=== Saved entries ===
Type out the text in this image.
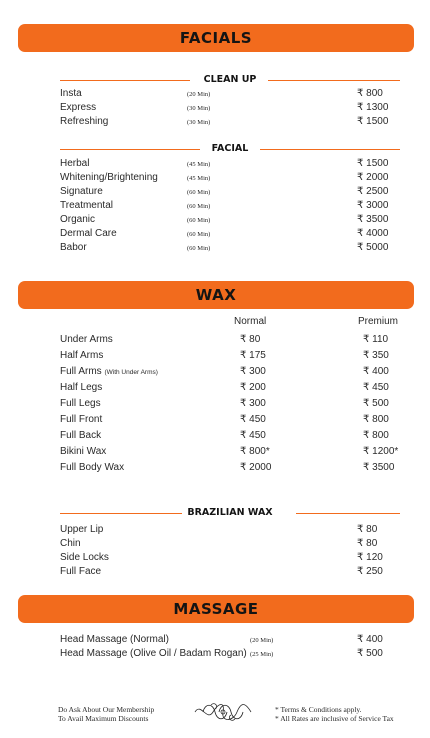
FACIALS
CLEAN UP
Insta	(20 Min)	₹ 800
Express	(30 Min)	₹ 1300
Refreshing	(30 Min)	₹ 1500
FACIAL
Herbal	(45 Min)	₹ 1500
Whitening/Brightening	(45 Min)	₹ 2000
Signature	(60 Min)	₹ 2500
Treatmental	(60 Min)	₹ 3000
Organic	(60 Min)	₹ 3500
Dermal Care	(60 Min)	₹ 4000
Babor	(60 Min)	₹ 5000
WAX
Normal	Premium
Under Arms	₹ 80	₹ 110
Half Arms	₹ 175	₹ 350
Full Arms (With Under Arms)	₹ 300	₹ 400
Half Legs	₹ 200	₹ 450
Full Legs	₹ 300	₹ 500
Full Front	₹ 450	₹ 800
Full Back	₹ 450	₹ 800
Bikini Wax	₹ 800*	₹ 1200*
Full Body Wax	₹ 2000	₹ 3500
BRAZILIAN WAX
Upper Lip	₹ 80
Chin	₹ 80
Side Locks	₹ 120
Full Face	₹ 250
MASSAGE
Head Massage (Normal)	(20 Min)	₹ 400
Head Massage (Olive Oil / Badam Rogan) (25 Min)	₹ 500
Do Ask About Our Membership
To Avail Maximum Discounts
* Terms & Conditions apply.
* All Rates are inclusive of Service Tax
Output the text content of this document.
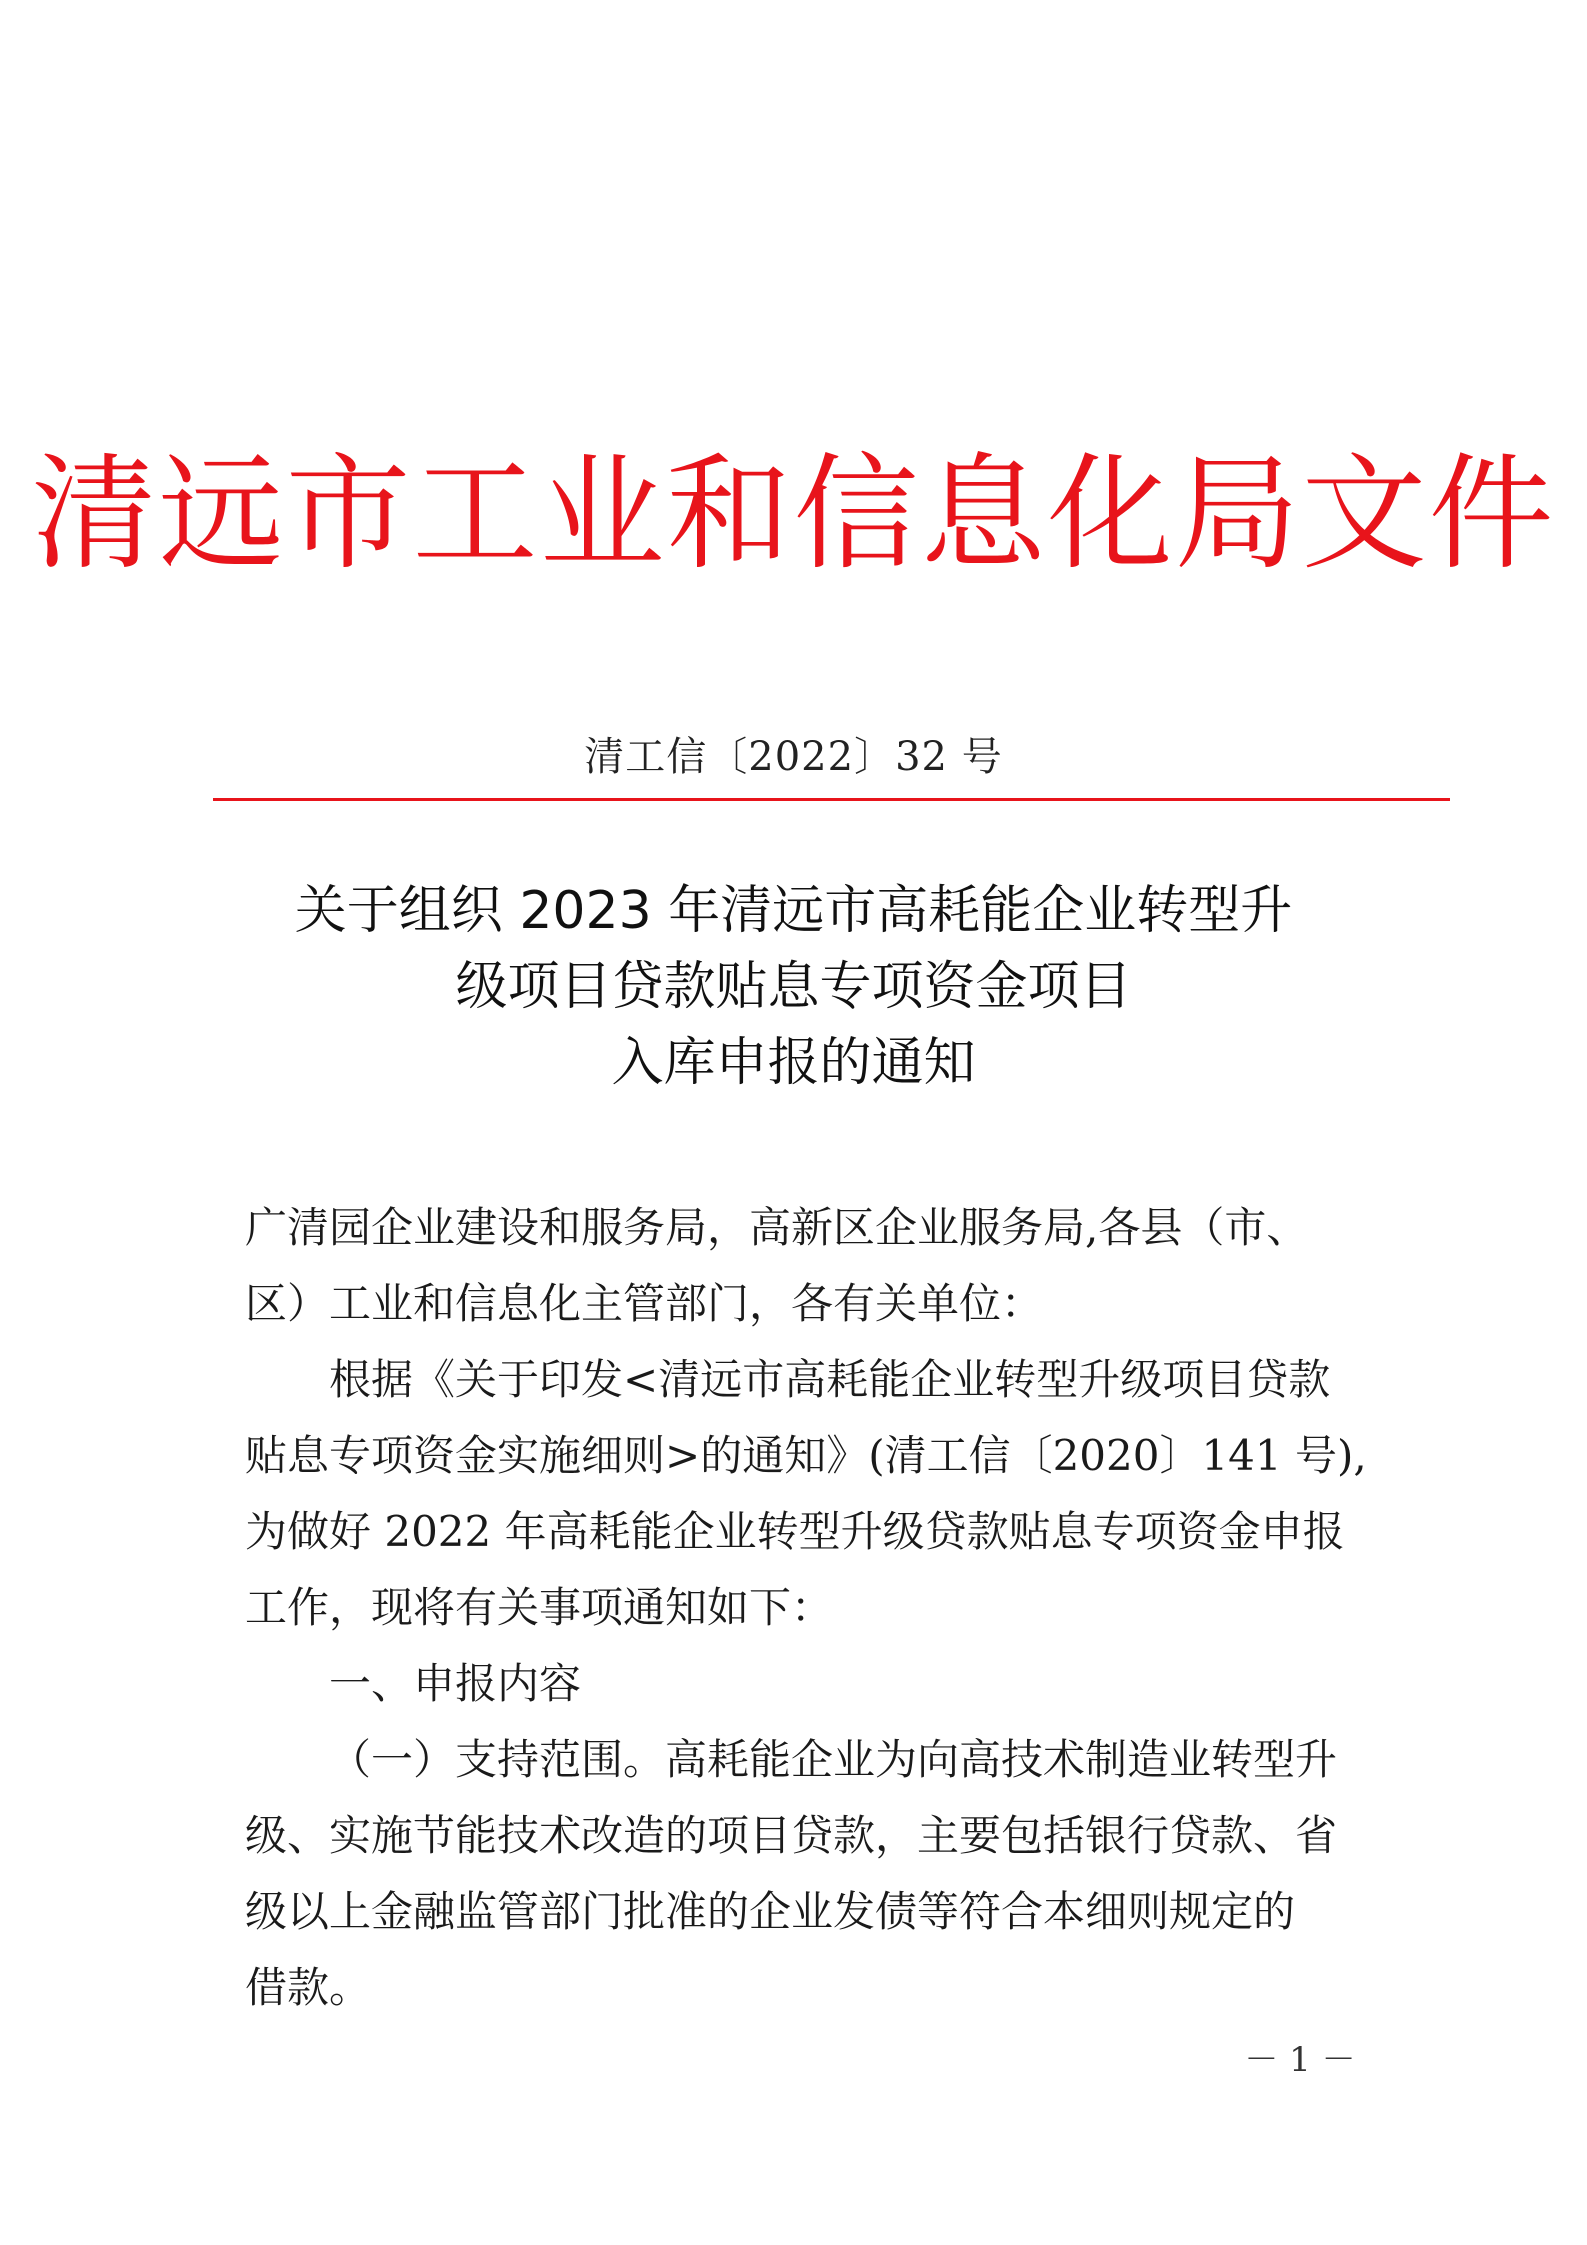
清远市工业和信息化局文件
清工信〔2022〕32 号
关于组织 2023 年清远市高耗能企业转型升
级项目贷款贴息专项资金项目
入库申报的通知
广清园企业建设和服务局，高新区企业服务局,各县（市、
区）工业和信息化主管部门，各有关单位：
根据《关于印发<清远市高耗能企业转型升级项目贷款
贴息专项资金实施细则>的通知》(清工信〔2020〕141 号),
为做好 2022 年高耗能企业转型升级贷款贴息专项资金申报
工作，现将有关事项通知如下：
一、申报内容
（一）支持范围。高耗能企业为向高技术制造业转型升
级、实施节能技术改造的项目贷款，主要包括银行贷款、省
级以上金融监管部门批准的企业发债等符合本细则规定的
借款。
－ 1 －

=== SET TASK ===
All of the entries need to be transcribed word for word; pictures are left out.

=== SOLUTION TO THE EXERCISE ===
Type out the text in this image.
FACIALS
CLEAN UP
Insta	(20 Min)	₹ 800
Express	(30 Min)	₹ 1300
Refreshing	(30 Min)	₹ 1500
FACIAL
Herbal	(45 Min)	₹ 1500
Whitening/Brightening	(45 Min)	₹ 2000
Signature	(60 Min)	₹ 2500
Treatmental	(60 Min)	₹ 3000
Organic	(60 Min)	₹ 3500
Dermal Care	(60 Min)	₹ 4000
Babor	(60 Min)	₹ 5000
WAX
Normal	Premium
Under Arms	₹ 80	₹ 110
Half Arms	₹ 175	₹ 350
Full Arms (With Under Arms)	₹ 300	₹ 400
Half Legs	₹ 200	₹ 450
Full Legs	₹ 300	₹ 500
Full Front	₹ 450	₹ 800
Full Back	₹ 450	₹ 800
Bikini Wax	₹ 800*	₹ 1200*
Full Body Wax	₹ 2000	₹ 3500
BRAZILIAN WAX
Upper Lip	₹ 80
Chin	₹ 80
Side Locks	₹ 120
Full Face	₹ 250
MASSAGE
Head Massage (Normal)	(20 Min)	₹ 400
Head Massage (Olive Oil / Badam Rogan) (25 Min)	₹ 500
Do Ask About Our Membership
To Avail Maximum Discounts
* Terms & Conditions apply.
* All Rates are inclusive of Service Tax
Output the text content of this document.
清远市工业和信息化局文件
清工信〔2022〕32 号
关于组织 2023 年清远市高耗能企业转型升
级项目贷款贴息专项资金项目
入库申报的通知
广清园企业建设和服务局，高新区企业服务局,各县（市、
区）工业和信息化主管部门，各有关单位：
根据《关于印发<清远市高耗能企业转型升级项目贷款
贴息专项资金实施细则>的通知》(清工信〔2020〕141 号),
为做好 2022 年高耗能企业转型升级贷款贴息专项资金申报
工作，现将有关事项通知如下：
一、申报内容
（一）支持范围。高耗能企业为向高技术制造业转型升
级、实施节能技术改造的项目贷款，主要包括银行贷款、省
级以上金融监管部门批准的企业发债等符合本细则规定的
借款。
－ 1 －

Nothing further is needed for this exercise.